[Begin RECORDS FOR PROCESSING]

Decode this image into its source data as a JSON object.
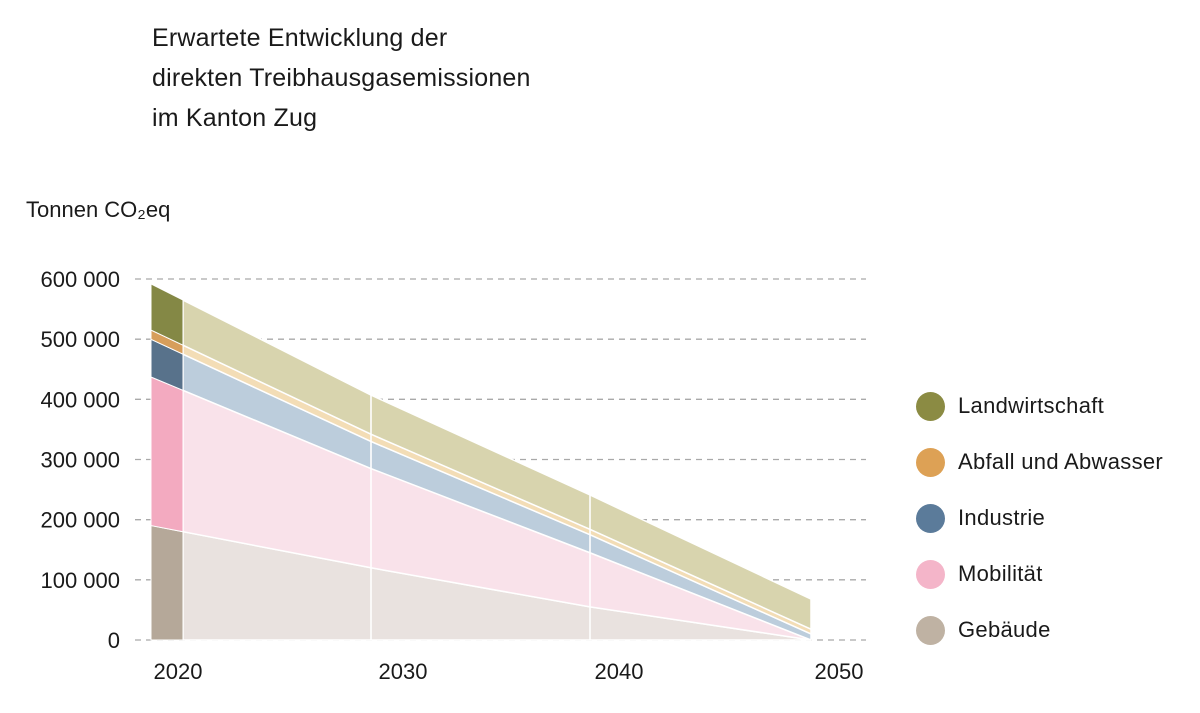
{
  "title_lines": [
    "Erwartete Entwicklung der",
    "direkten Treibhausgasemissionen",
    "im Kanton Zug"
  ],
  "chart_data": {
    "type": "area",
    "title": "Erwartete Entwicklung der direkten Treibhausgasemissionen im Kanton Zug",
    "ylabel": "Tonnen CO₂eq",
    "xlabel": "",
    "x_ticks": [
      "2020",
      "2030",
      "2040",
      "2050"
    ],
    "y_ticks": [
      "0",
      "100 000",
      "200 000",
      "300 000",
      "400 000",
      "500 000",
      "600 000"
    ],
    "y_tick_values": [
      0,
      100000,
      200000,
      300000,
      400000,
      500000,
      600000
    ],
    "ylim": [
      0,
      600000
    ],
    "x": [
      2020,
      2030,
      2040,
      2050
    ],
    "stacked": true,
    "base_year_bar": 2020,
    "grid": "horizontal-dashed",
    "legend_position": "right",
    "series": [
      {
        "name": "Gebäude",
        "values": [
          180000,
          120000,
          55000,
          0
        ],
        "color": "#bfb2a3",
        "bar_color": "#b5a899",
        "area_color": "#e9e2df"
      },
      {
        "name": "Mobilität",
        "values": [
          235000,
          165000,
          90000,
          0
        ],
        "color": "#f4b5c9",
        "bar_color": "#f3aac0",
        "area_color": "#f9e2ea"
      },
      {
        "name": "Industrie",
        "values": [
          60000,
          45000,
          30000,
          10000
        ],
        "color": "#5b7b9a",
        "bar_color": "#58728b",
        "area_color": "#bccddc"
      },
      {
        "name": "Abfall und Abwasser",
        "values": [
          15000,
          12000,
          9000,
          8000
        ],
        "color": "#dda155",
        "bar_color": "#d79e5b",
        "area_color": "#f3ddb6"
      },
      {
        "name": "Landwirtschaft",
        "values": [
          75000,
          65000,
          57000,
          50000
        ],
        "color": "#8b8b43",
        "bar_color": "#848845",
        "area_color": "#d8d4ae"
      }
    ]
  }
}
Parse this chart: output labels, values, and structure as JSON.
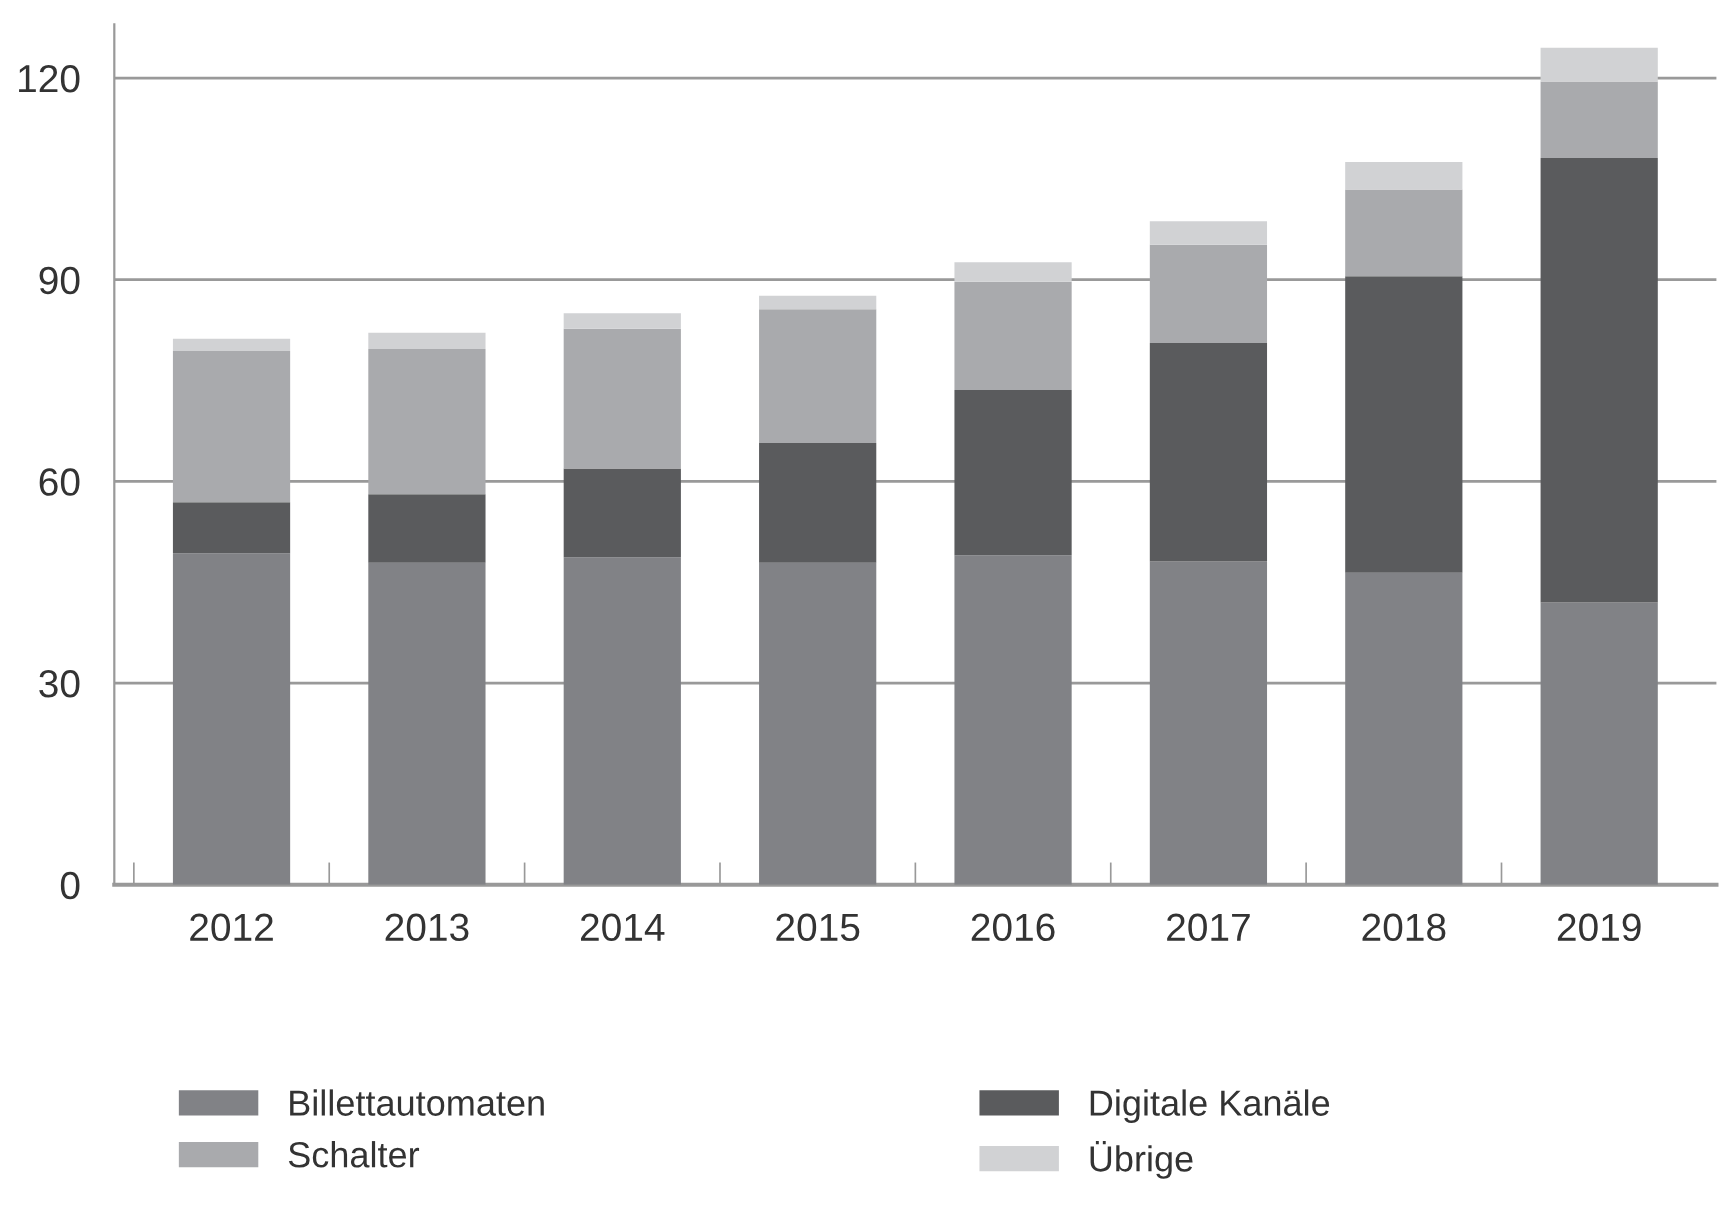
{
  "chart_data": {
    "type": "bar",
    "stacked": true,
    "categories": [
      "2012",
      "2013",
      "2014",
      "2015",
      "2016",
      "2017",
      "2018",
      "2019"
    ],
    "series": [
      {
        "name": "Billettautomaten",
        "color": "#818286",
        "values": [
          49.3,
          47.9,
          48.7,
          47.9,
          49.0,
          48.1,
          46.4,
          42.0
        ]
      },
      {
        "name": "Digitale Kanäle",
        "color": "#5a5b5d",
        "values": [
          7.6,
          10.2,
          13.2,
          17.8,
          24.6,
          32.5,
          44.1,
          66.1
        ]
      },
      {
        "name": "Schalter",
        "color": "#a9aaad",
        "values": [
          22.5,
          21.6,
          20.8,
          19.9,
          16.1,
          14.6,
          12.9,
          11.4
        ]
      },
      {
        "name": "Übrige",
        "color": "#d1d2d4",
        "values": [
          1.8,
          2.4,
          2.3,
          2.0,
          2.9,
          3.5,
          4.1,
          5.0
        ]
      }
    ],
    "ylim": [
      0,
      128
    ],
    "yticks": [
      0,
      30,
      60,
      90,
      120
    ],
    "grid": "y",
    "legend": "bottom"
  }
}
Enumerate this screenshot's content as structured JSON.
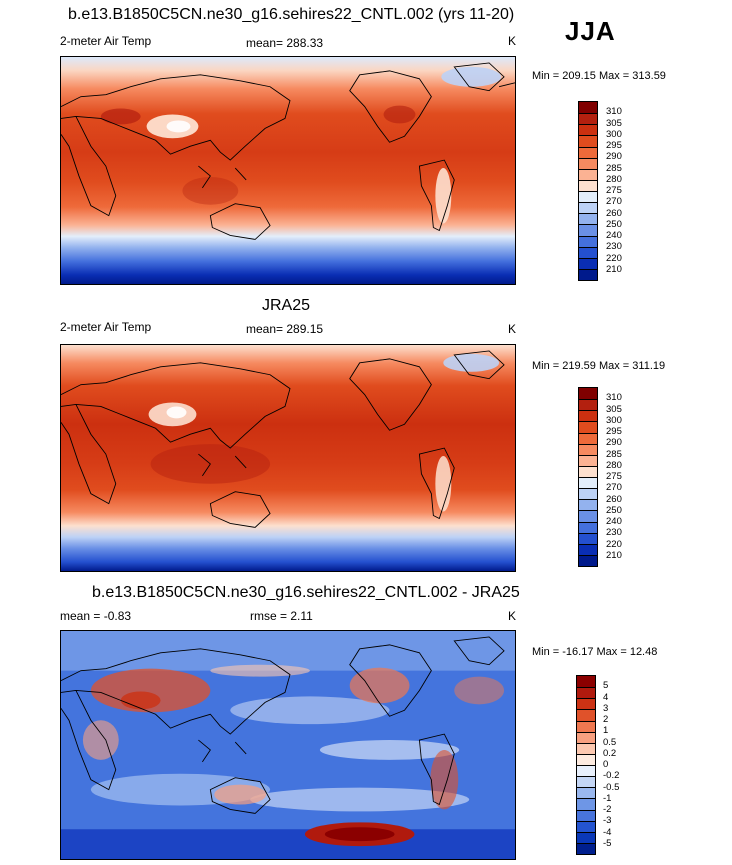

[End RECORDS FOR PROCESSING]

## EXERCISE AIM
Strip out the images, then output the records above word for word.

## EXERCISE SOLUTION
Decode this image into its source data as a JSON object.
{
  "title_lines": [
    "Erwartete Entwicklung der",
    "direkten Treibhausgasemissionen",
    "im Kanton Zug"
  ],
  "chart_data": {
    "type": "area",
    "title": "Erwartete Entwicklung der direkten Treibhausgasemissionen im Kanton Zug",
    "ylabel": "Tonnen CO₂eq",
    "xlabel": "",
    "x_ticks": [
      "2020",
      "2030",
      "2040",
      "2050"
    ],
    "y_ticks": [
      "0",
      "100 000",
      "200 000",
      "300 000",
      "400 000",
      "500 000",
      "600 000"
    ],
    "y_tick_values": [
      0,
      100000,
      200000,
      300000,
      400000,
      500000,
      600000
    ],
    "ylim": [
      0,
      600000
    ],
    "x": [
      2020,
      2030,
      2040,
      2050
    ],
    "stacked": true,
    "base_year_bar": 2020,
    "grid": "horizontal-dashed",
    "legend_position": "right",
    "series": [
      {
        "name": "Gebäude",
        "values": [
          180000,
          120000,
          55000,
          0
        ],
        "color": "#bfb2a3",
        "bar_color": "#b5a899",
        "area_color": "#e9e2df"
      },
      {
        "name": "Mobilität",
        "values": [
          235000,
          165000,
          90000,
          0
        ],
        "color": "#f4b5c9",
        "bar_color": "#f3aac0",
        "area_color": "#f9e2ea"
      },
      {
        "name": "Industrie",
        "values": [
          60000,
          45000,
          30000,
          10000
        ],
        "color": "#5b7b9a",
        "bar_color": "#58728b",
        "area_color": "#bccddc"
      },
      {
        "name": "Abfall und Abwasser",
        "values": [
          15000,
          12000,
          9000,
          8000
        ],
        "color": "#dda155",
        "bar_color": "#d79e5b",
        "area_color": "#f3ddb6"
      },
      {
        "name": "Landwirtschaft",
        "values": [
          75000,
          65000,
          57000,
          50000
        ],
        "color": "#8b8b43",
        "bar_color": "#848845",
        "area_color": "#d8d4ae"
      }
    ]
  }
}
Parse this chart: output labels, values, and structure as JSON.
{
  "chart_data": {
    "type": "bar",
    "stacked": true,
    "categories": [
      "2012",
      "2013",
      "2014",
      "2015",
      "2016",
      "2017",
      "2018",
      "2019"
    ],
    "series": [
      {
        "name": "Billettautomaten",
        "color": "#818286",
        "values": [
          49.3,
          47.9,
          48.7,
          47.9,
          49.0,
          48.1,
          46.4,
          42.0
        ]
      },
      {
        "name": "Digitale Kanäle",
        "color": "#5a5b5d",
        "values": [
          7.6,
          10.2,
          13.2,
          17.8,
          24.6,
          32.5,
          44.1,
          66.1
        ]
      },
      {
        "name": "Schalter",
        "color": "#a9aaad",
        "values": [
          22.5,
          21.6,
          20.8,
          19.9,
          16.1,
          14.6,
          12.9,
          11.4
        ]
      },
      {
        "name": "Übrige",
        "color": "#d1d2d4",
        "values": [
          1.8,
          2.4,
          2.3,
          2.0,
          2.9,
          3.5,
          4.1,
          5.0
        ]
      }
    ],
    "ylim": [
      0,
      128
    ],
    "yticks": [
      0,
      30,
      60,
      90,
      120
    ],
    "grid": "y",
    "legend": "bottom"
  }
}
Enumerate this screenshot's content as structured JSON.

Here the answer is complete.